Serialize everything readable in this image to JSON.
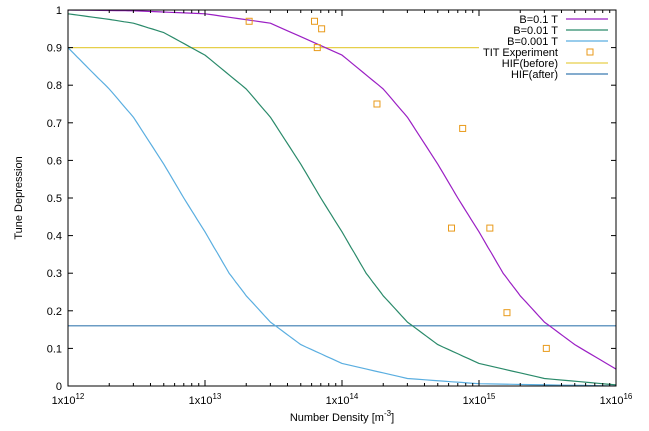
{
  "chart_data": {
    "type": "line",
    "title": "",
    "xlabel": "Number Density",
    "xlabel_unit": "[m",
    "xlabel_unit_exp": "-3",
    "xlabel_unit_close": "]",
    "ylabel": "Tune Depression",
    "xscale": "log",
    "xlim": [
      1000000000000.0,
      1e+16
    ],
    "ylim": [
      0,
      1
    ],
    "x_ticks": [
      {
        "value": 1000000000000.0,
        "base": "1x10",
        "exp": "12"
      },
      {
        "value": 10000000000000.0,
        "base": "1x10",
        "exp": "13"
      },
      {
        "value": 100000000000000.0,
        "base": "1x10",
        "exp": "14"
      },
      {
        "value": 1000000000000000.0,
        "base": "1x10",
        "exp": "15"
      },
      {
        "value": 1e+16,
        "base": "1x10",
        "exp": "16"
      }
    ],
    "y_ticks": [
      {
        "value": 0,
        "label": "0"
      },
      {
        "value": 0.1,
        "label": "0.1"
      },
      {
        "value": 0.2,
        "label": "0.2"
      },
      {
        "value": 0.3,
        "label": "0.3"
      },
      {
        "value": 0.4,
        "label": "0.4"
      },
      {
        "value": 0.5,
        "label": "0.5"
      },
      {
        "value": 0.6,
        "label": "0.6"
      },
      {
        "value": 0.7,
        "label": "0.7"
      },
      {
        "value": 0.8,
        "label": "0.8"
      },
      {
        "value": 0.9,
        "label": "0.9"
      },
      {
        "value": 1,
        "label": "1"
      }
    ],
    "grid": false,
    "legend_position": "top-right",
    "series": [
      {
        "name": "B=0.1 T",
        "kind": "line",
        "color": "#9b1fc4",
        "x": [
          1000000000000.0,
          3000000000000.0,
          10000000000000.0,
          30000000000000.0,
          100000000000000.0,
          200000000000000.0,
          300000000000000.0,
          500000000000000.0,
          700000000000000.0,
          1000000000000000.0,
          1500000000000000.0,
          2000000000000000.0,
          3000000000000000.0,
          5000000000000000.0,
          1e+16
        ],
        "y": [
          1.0,
          0.998,
          0.99,
          0.965,
          0.88,
          0.79,
          0.715,
          0.59,
          0.5,
          0.41,
          0.3,
          0.24,
          0.17,
          0.11,
          0.045
        ]
      },
      {
        "name": "B=0.01 T",
        "kind": "line",
        "color": "#2a8a6a",
        "x": [
          1000000000000.0,
          2000000000000.0,
          3000000000000.0,
          5000000000000.0,
          10000000000000.0,
          20000000000000.0,
          30000000000000.0,
          50000000000000.0,
          70000000000000.0,
          100000000000000.0,
          150000000000000.0,
          200000000000000.0,
          300000000000000.0,
          500000000000000.0,
          1000000000000000.0,
          3000000000000000.0,
          1e+16
        ],
        "y": [
          0.99,
          0.975,
          0.965,
          0.94,
          0.88,
          0.79,
          0.715,
          0.59,
          0.5,
          0.41,
          0.3,
          0.24,
          0.17,
          0.11,
          0.06,
          0.02,
          0.003
        ]
      },
      {
        "name": "B=0.001 T",
        "kind": "line",
        "color": "#5aaee0",
        "x": [
          1000000000000.0,
          1500000000000.0,
          2000000000000.0,
          3000000000000.0,
          5000000000000.0,
          7000000000000.0,
          10000000000000.0,
          15000000000000.0,
          20000000000000.0,
          30000000000000.0,
          50000000000000.0,
          100000000000000.0,
          300000000000000.0,
          1000000000000000.0,
          1e+16
        ],
        "y": [
          0.9,
          0.835,
          0.79,
          0.715,
          0.59,
          0.5,
          0.41,
          0.3,
          0.24,
          0.17,
          0.11,
          0.06,
          0.02,
          0.006,
          0.0
        ]
      },
      {
        "name": "TIT Experiment",
        "kind": "points",
        "color": "#e89a1a",
        "x": [
          21000000000000.0,
          63000000000000.0,
          71000000000000.0,
          66000000000000.0,
          180000000000000.0,
          760000000000000.0,
          630000000000000.0,
          1200000000000000.0,
          1600000000000000.0,
          3100000000000000.0
        ],
        "y": [
          0.97,
          0.97,
          0.95,
          0.9,
          0.75,
          0.685,
          0.42,
          0.42,
          0.195,
          0.1
        ]
      },
      {
        "name": "HIF(before)",
        "kind": "hline",
        "color": "#e6cf4a",
        "x": [
          1000000000000.0,
          1000000000000000.0
        ],
        "y": [
          0.9,
          0.9
        ]
      },
      {
        "name": "HIF(after)",
        "kind": "hline",
        "color": "#3a7bb0",
        "x": [
          1000000000000.0,
          1e+16
        ],
        "y": [
          0.16,
          0.16
        ]
      }
    ]
  }
}
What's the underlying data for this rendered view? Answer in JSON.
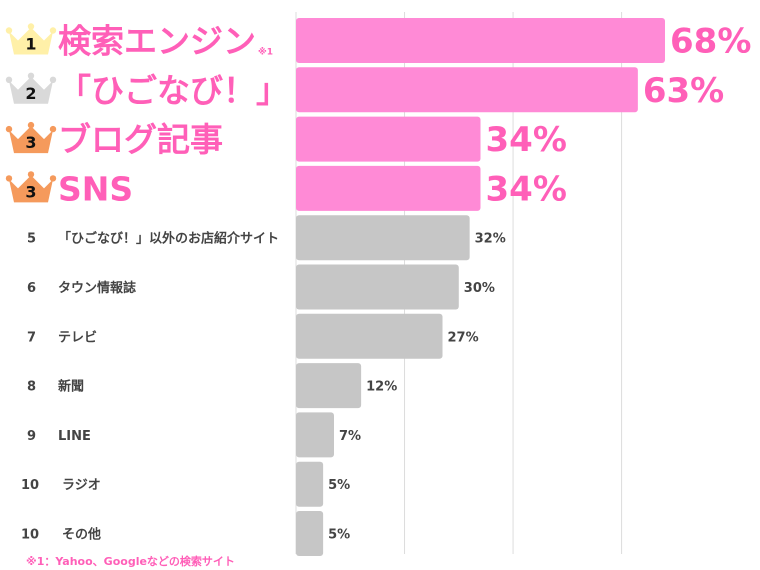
{
  "chart_data": {
    "type": "bar",
    "orientation": "horizontal",
    "unit": "%",
    "xlim": [
      0,
      68
    ],
    "grid": true,
    "categories": [
      {
        "rank": "1",
        "label": "検索エンジン",
        "note": "※1",
        "value": 68,
        "crown": "gold"
      },
      {
        "rank": "2",
        "label": "「ひごなび！」",
        "note": "",
        "value": 63,
        "crown": "silver"
      },
      {
        "rank": "3",
        "label": "ブログ記事",
        "note": "",
        "value": 34,
        "crown": "bronze"
      },
      {
        "rank": "3",
        "label": "SNS",
        "note": "",
        "value": 34,
        "crown": "bronze"
      },
      {
        "rank": "5",
        "label": "「ひごなび！」以外のお店紹介サイト",
        "note": "",
        "value": 32,
        "crown": ""
      },
      {
        "rank": "6",
        "label": "タウン情報誌",
        "note": "",
        "value": 30,
        "crown": ""
      },
      {
        "rank": "7",
        "label": "テレビ",
        "note": "",
        "value": 27,
        "crown": ""
      },
      {
        "rank": "8",
        "label": "新聞",
        "note": "",
        "value": 12,
        "crown": ""
      },
      {
        "rank": "9",
        "label": "LINE",
        "note": "",
        "value": 7,
        "crown": ""
      },
      {
        "rank": "10",
        "label": "ラジオ",
        "note": "",
        "value": 5,
        "crown": ""
      },
      {
        "rank": "10",
        "label": "その他",
        "note": "",
        "value": 5,
        "crown": ""
      }
    ]
  },
  "colors": {
    "highlight": "#ff8ad6",
    "highlight_text": "#ff5fb8",
    "normal": "#c6c6c6",
    "gold": "#fff0a8",
    "silver": "#d9d9d9",
    "bronze": "#f59a5c"
  },
  "footnote": "※1：Yahoo、Googleなどの検索サイト"
}
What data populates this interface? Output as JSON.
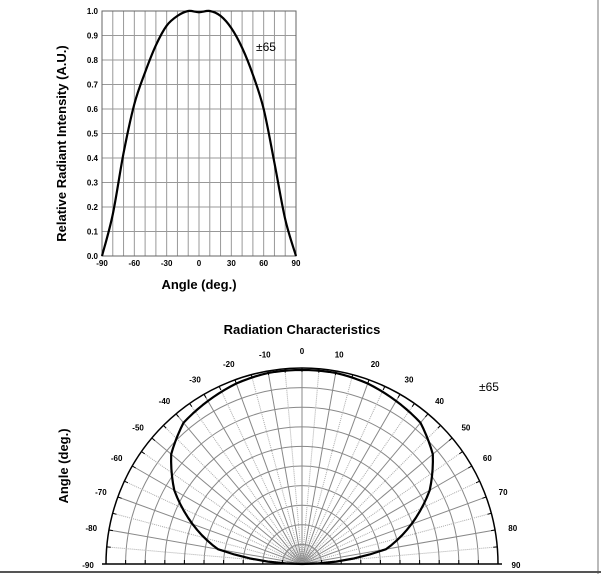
{
  "chart_data": [
    {
      "type": "line",
      "title": "",
      "xlabel": "Angle (deg.)",
      "ylabel": "Relative Radiant Intensity (A.U.)",
      "xlim": [
        -90,
        90
      ],
      "ylim": [
        0,
        1.0
      ],
      "grid": true,
      "xticks": [
        "-90",
        "-60",
        "-30",
        "0",
        "30",
        "60",
        "90"
      ],
      "yticks": [
        "0.0",
        "0.1",
        "0.2",
        "0.3",
        "0.4",
        "0.5",
        "0.6",
        "0.7",
        "0.8",
        "0.9",
        "1.0"
      ],
      "annotation": "±65",
      "x": [
        -90,
        -80,
        -70,
        -60,
        -50,
        -40,
        -30,
        -20,
        -10,
        0,
        10,
        20,
        30,
        40,
        50,
        60,
        70,
        80,
        90
      ],
      "y": [
        0,
        0.17,
        0.42,
        0.62,
        0.75,
        0.86,
        0.94,
        0.98,
        1.0,
        0.995,
        1.0,
        0.98,
        0.93,
        0.85,
        0.74,
        0.6,
        0.38,
        0.15,
        0
      ]
    },
    {
      "type": "polar",
      "title": "Radiation Characteristics",
      "ylabel": "Angle (deg.)",
      "annotation": "±65",
      "angle_ticks": [
        "-90",
        "-80",
        "-70",
        "-60",
        "-50",
        "-40",
        "-30",
        "-20",
        "-10",
        "0",
        "10",
        "20",
        "30",
        "40",
        "50",
        "60",
        "70",
        "80",
        "90"
      ],
      "theta": [
        -90,
        -80,
        -70,
        -60,
        -50,
        -40,
        -30,
        -20,
        -10,
        0,
        10,
        20,
        30,
        40,
        50,
        60,
        70,
        80,
        90
      ],
      "r": [
        0,
        0.44,
        0.6,
        0.76,
        0.88,
        0.95,
        0.97,
        0.99,
        1.0,
        1.0,
        1.0,
        0.99,
        0.97,
        0.95,
        0.88,
        0.76,
        0.6,
        0.44,
        0
      ]
    }
  ]
}
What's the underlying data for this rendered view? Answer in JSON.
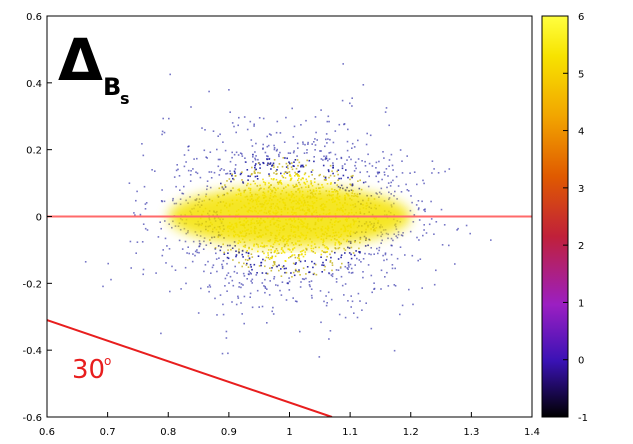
{
  "chart_data": {
    "type": "heatmap",
    "title": "",
    "xlabel": "",
    "ylabel": "",
    "xlim": [
      0.6,
      1.4
    ],
    "ylim": [
      -0.6,
      0.6
    ],
    "x_ticks": [
      "0.6",
      "0.7",
      "0.8",
      "0.9",
      "1",
      "1.1",
      "1.2",
      "1.3",
      "1.4"
    ],
    "y_ticks": [
      "0.6",
      "0.4",
      "0.2",
      "0",
      "-0.2",
      "-0.4",
      "-0.6"
    ],
    "colorbar": {
      "range": [
        -1,
        6
      ],
      "ticks": [
        "6",
        "5",
        "4",
        "3",
        "2",
        "1",
        "0",
        "-1"
      ],
      "colors": [
        "#000000",
        "#3a12b5",
        "#9b1fc2",
        "#c0203a",
        "#e05a00",
        "#f2a500",
        "#f7e300",
        "#ffff40"
      ]
    },
    "density": {
      "center": [
        1.0,
        0.0
      ],
      "sigma_x": 0.1,
      "sigma_y": 0.12,
      "core_half_width": 0.2,
      "core_half_height": 0.09,
      "core_color": "#f4e200",
      "point_color": "#1a1aa0"
    },
    "reference_line": {
      "y": 0.0,
      "color": "#ff6a6a"
    },
    "angle_line": {
      "x": [
        0.6,
        1.07
      ],
      "y": [
        -0.31,
        -0.6
      ],
      "color": "#e81e1e"
    },
    "annotations": {
      "symbol_main": "Δ",
      "symbol_sub": "B",
      "symbol_subsub": "s",
      "angle_label": "30",
      "degree_mark": "o"
    }
  }
}
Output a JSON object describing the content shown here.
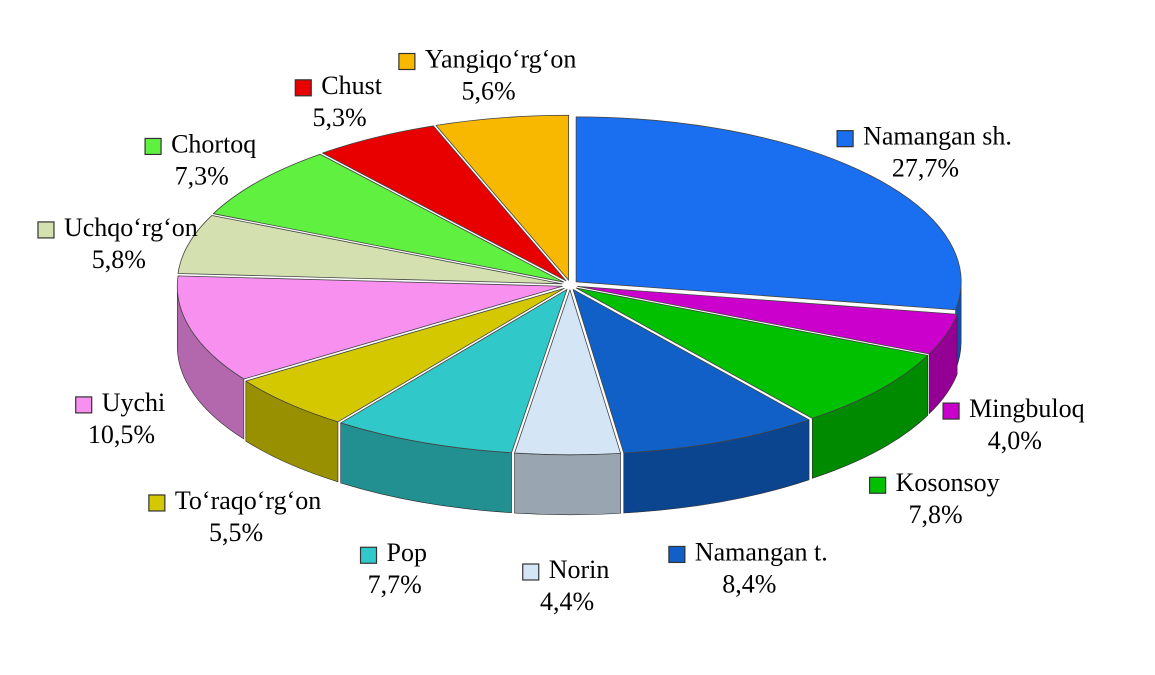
{
  "chart_data": {
    "type": "pie",
    "categories": [
      "Namangan sh.",
      "Mingbuloq",
      "Kosonsoy",
      "Namangan t.",
      "Norin",
      "Pop",
      "To‘raqo‘rg‘on",
      "Uychi",
      "Uchqo‘rg‘on",
      "Chortoq",
      "Chust",
      "Yangiqo‘rg‘on"
    ],
    "values": [
      27.7,
      4.0,
      7.8,
      8.4,
      4.4,
      7.7,
      5.5,
      10.5,
      5.8,
      7.3,
      5.3,
      5.6
    ],
    "value_labels": [
      "27,7%",
      "4,0%",
      "7,8%",
      "8,4%",
      "4,4%",
      "7,7%",
      "5,5%",
      "10,5%",
      "5,8%",
      "7,3%",
      "5,3%",
      "5,6%"
    ],
    "colors": [
      "#1a6ef0",
      "#cc00cc",
      "#00c000",
      "#1060c8",
      "#d4e6f6",
      "#30c8c8",
      "#d4c800",
      "#f890f0",
      "#d4e0b0",
      "#60f040",
      "#e80000",
      "#f8b800"
    ]
  }
}
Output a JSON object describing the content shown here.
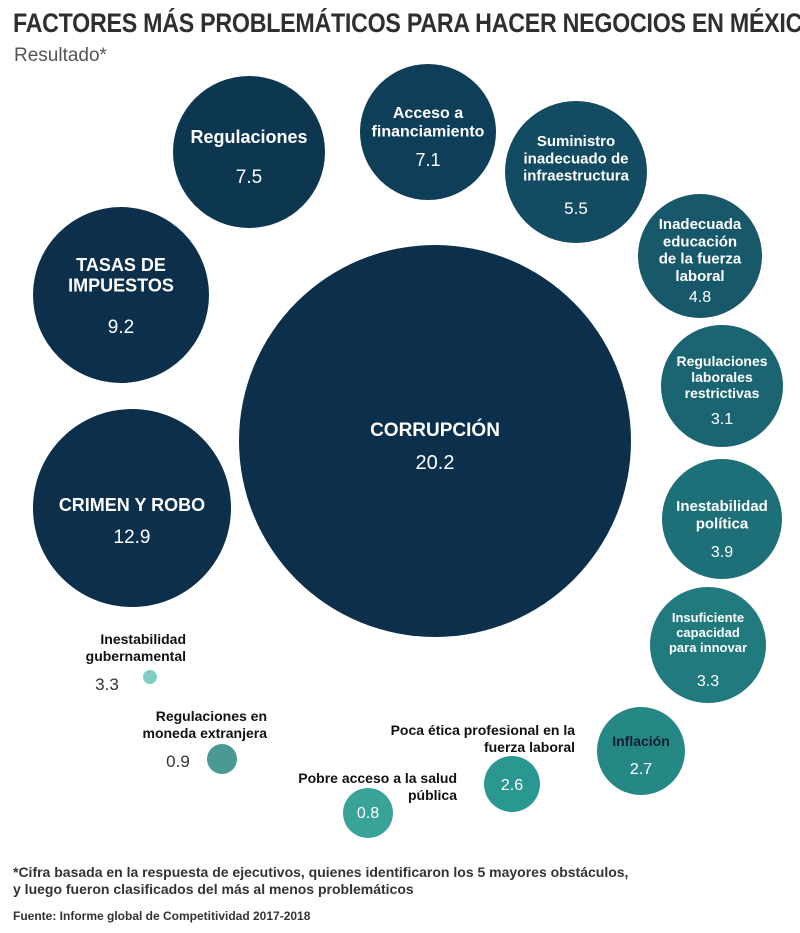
{
  "header": {
    "title": "FACTORES MÁS PROBLEMÁTICOS PARA HACER NEGOCIOS EN MÉXICO",
    "subtitle": "Resultado*"
  },
  "footer": {
    "note_line1": "*Cifra basada en la respuesta de ejecutivos, quienes identificaron los 5 mayores obstáculos,",
    "note_line2": "y luego fueron clasificados del más al menos problemáticos",
    "source": "Fuente: Informe global de Competitividad 2017-2018"
  },
  "chart_data": {
    "type": "bubble",
    "title": "FACTORES MÁS PROBLEMÁTICOS PARA HACER NEGOCIOS EN MÉXICO",
    "subtitle": "Resultado*",
    "series": [
      {
        "category": "CORRUPCIÓN",
        "value": 20.2,
        "color": "#0c2f4b"
      },
      {
        "category": "CRIMEN Y ROBO",
        "value": 12.9,
        "color": "#0c2f4b"
      },
      {
        "category": "TASAS DE IMPUESTOS",
        "value": 9.2,
        "color": "#0c2f4b"
      },
      {
        "category": "Regulaciones",
        "value": 7.5,
        "color": "#0d3650"
      },
      {
        "category": "Acceso a financiamiento",
        "value": 7.1,
        "color": "#0f3f58"
      },
      {
        "category": "Suministro inadecuado de infraestructura",
        "value": 5.5,
        "color": "#134c62"
      },
      {
        "category": "Inadecuada educación de la fuerza laboral",
        "value": 4.8,
        "color": "#17596a"
      },
      {
        "category": "Regulaciones laborales restrictivas",
        "value": 3.1,
        "color": "#1a6571"
      },
      {
        "category": "Inestabilidad política",
        "value": 3.9,
        "color": "#1d7077"
      },
      {
        "category": "Insuficiente capacidad para innovar",
        "value": 3.3,
        "color": "#217b7e"
      },
      {
        "category": "Inflación",
        "value": 2.7,
        "color": "#268885"
      },
      {
        "category": "Poca ética profesional en la fuerza laboral",
        "value": 2.6,
        "color": "#2a9890"
      },
      {
        "category": "Pobre acceso a la salud pública",
        "value": 0.8,
        "color": "#3aa398"
      },
      {
        "category": "Regulaciones en moneda extranjera",
        "value": 0.9,
        "color": "#4a9a93"
      },
      {
        "category": "Inestabilidad gubernamental",
        "value": 3.3,
        "color": "#7fcfc4"
      }
    ]
  }
}
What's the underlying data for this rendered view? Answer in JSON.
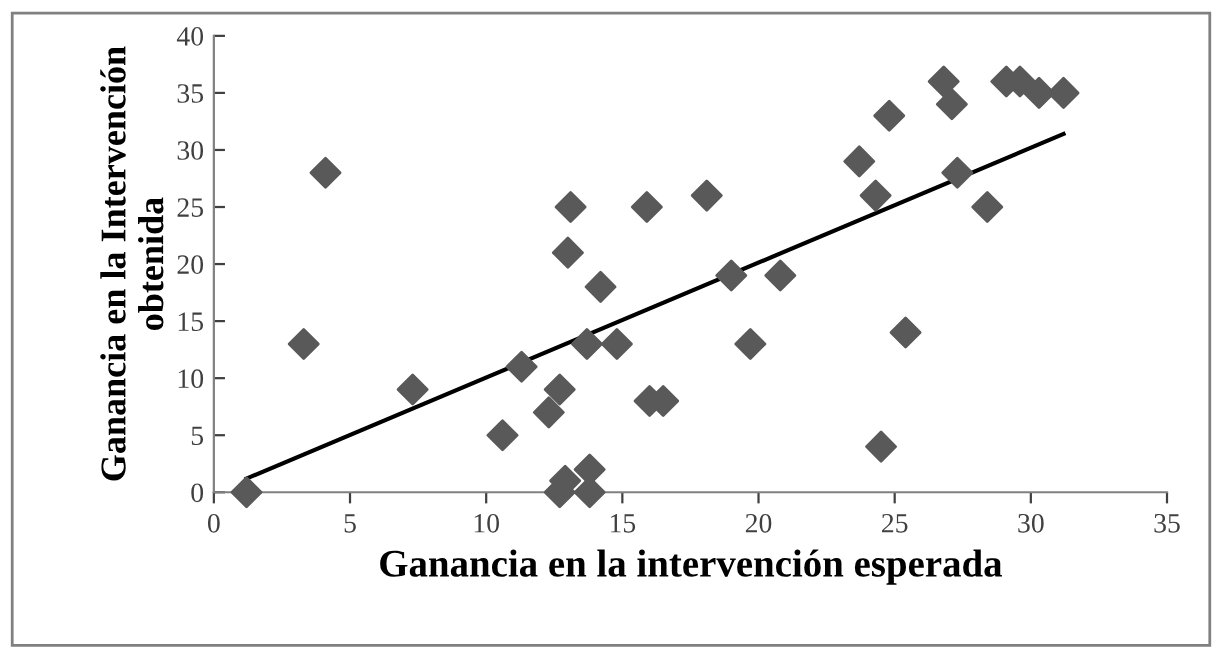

========

• _Your instructions_: Gather each line in the data that holds the string "Regulaciones".

• _The response_:
        "category": "Regulaciones",
        "category": "Regulaciones laborales restrictivas",
        "category": "Regulaciones en moneda extranjera",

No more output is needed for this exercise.